%%

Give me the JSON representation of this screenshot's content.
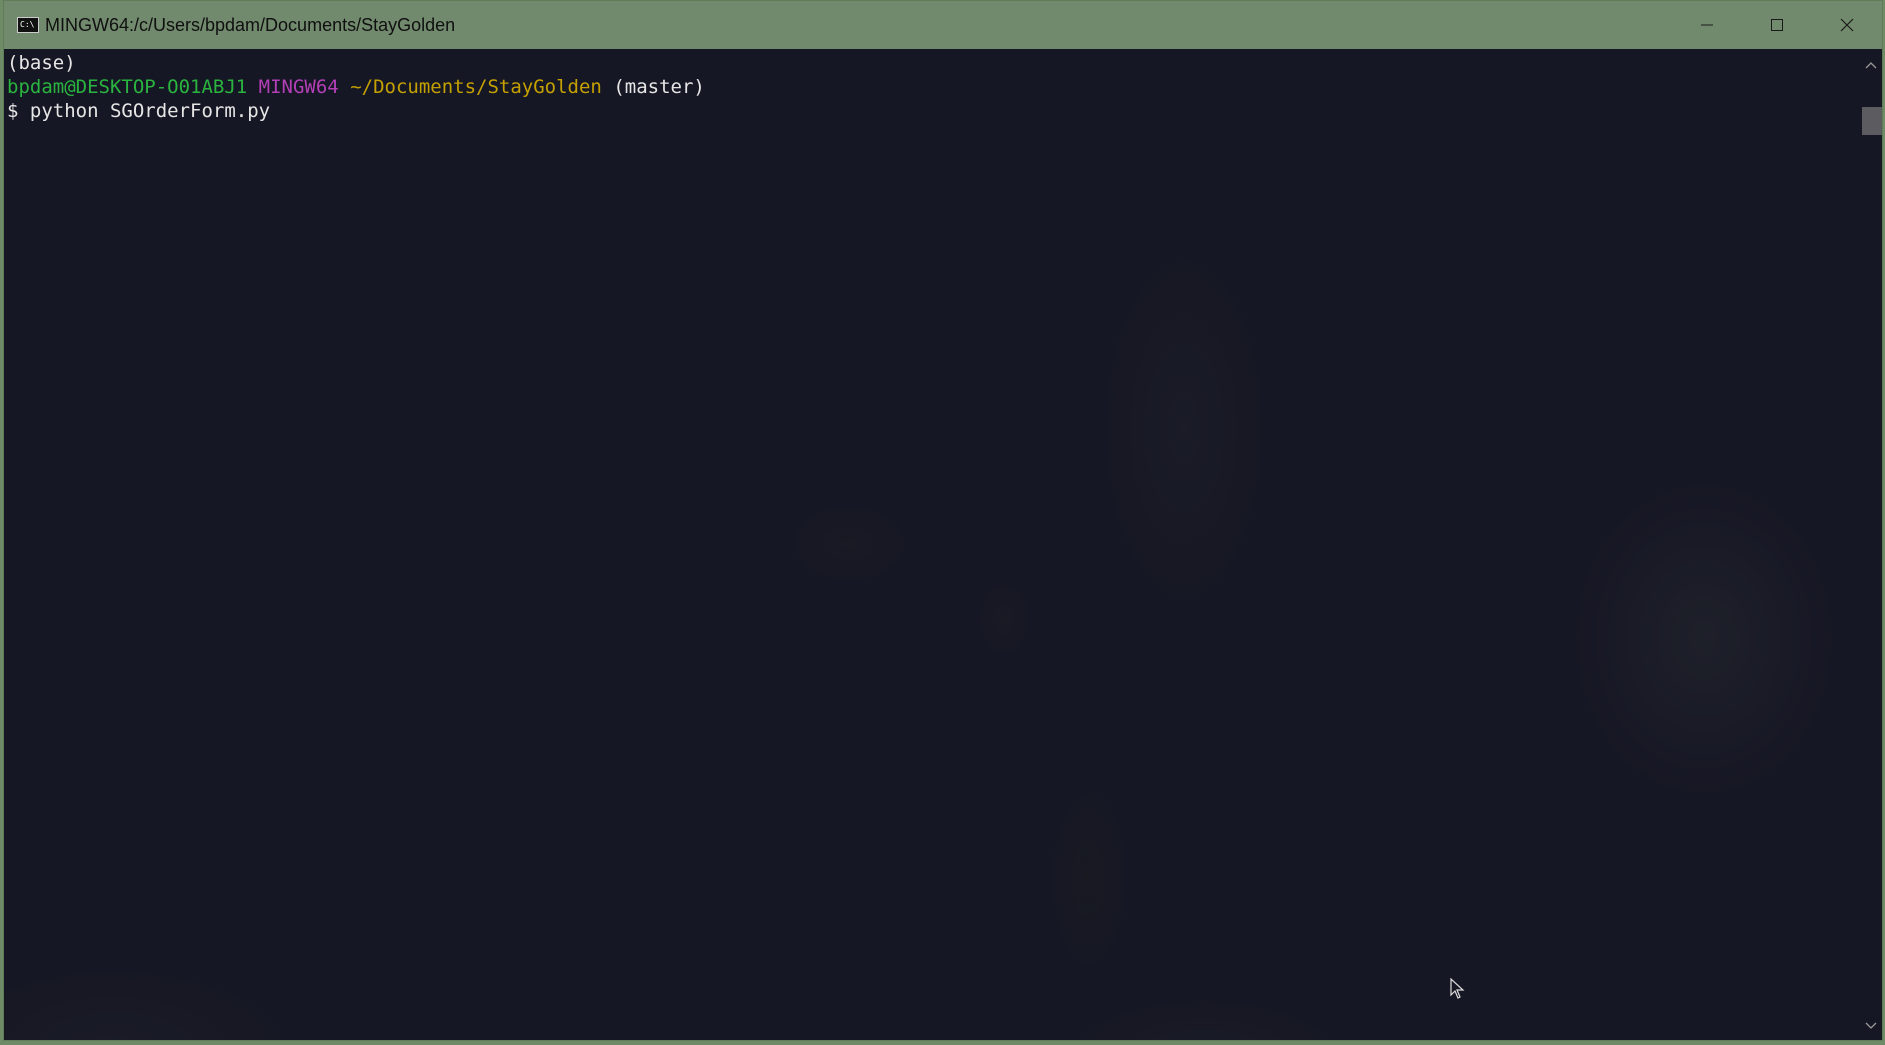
{
  "window": {
    "title": "MINGW64:/c/Users/bpdam/Documents/StayGolden",
    "icon": "terminal-icon",
    "controls": [
      "minimize-icon",
      "maximize-icon",
      "close-icon"
    ]
  },
  "terminal": {
    "line1": "(base)",
    "prompt": {
      "user_host": "bpdam@DESKTOP-O01ABJ1",
      "system": "MINGW64",
      "path": "~/Documents/StayGolden",
      "branch": "(master)"
    },
    "command": "$ python SGOrderForm.py"
  },
  "colors": {
    "user_host": "#2ab43f",
    "system": "#b23fb6",
    "path": "#c4a000",
    "background": "#161724",
    "titlebar": "#71896d"
  }
}
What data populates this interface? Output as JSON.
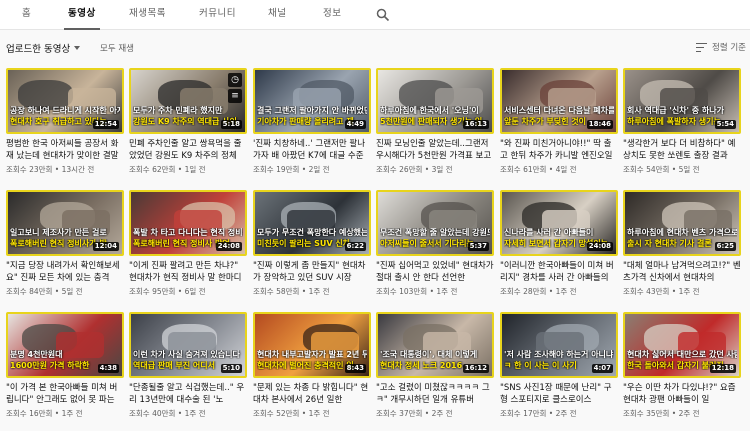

%%

- What the task asks
Omit every picture, and otherwise quote the entries exactly.

- Answer
Give me the JSON representation of this screenshot's content.
{
  "window": {
    "title": "MINGW64:/c/Users/bpdam/Documents/StayGolden",
    "icon": "terminal-icon",
    "controls": [
      "minimize-icon",
      "maximize-icon",
      "close-icon"
    ]
  },
  "terminal": {
    "line1": "(base)",
    "prompt": {
      "user_host": "bpdam@DESKTOP-O01ABJ1",
      "system": "MINGW64",
      "path": "~/Documents/StayGolden",
      "branch": "(master)"
    },
    "command": "$ python SGOrderForm.py"
  },
  "colors": {
    "user_host": "#2ab43f",
    "system": "#b23fb6",
    "path": "#c4a000",
    "background": "#161724",
    "titlebar": "#71896d"
  }
}
What data populates this interface? Output as JSON.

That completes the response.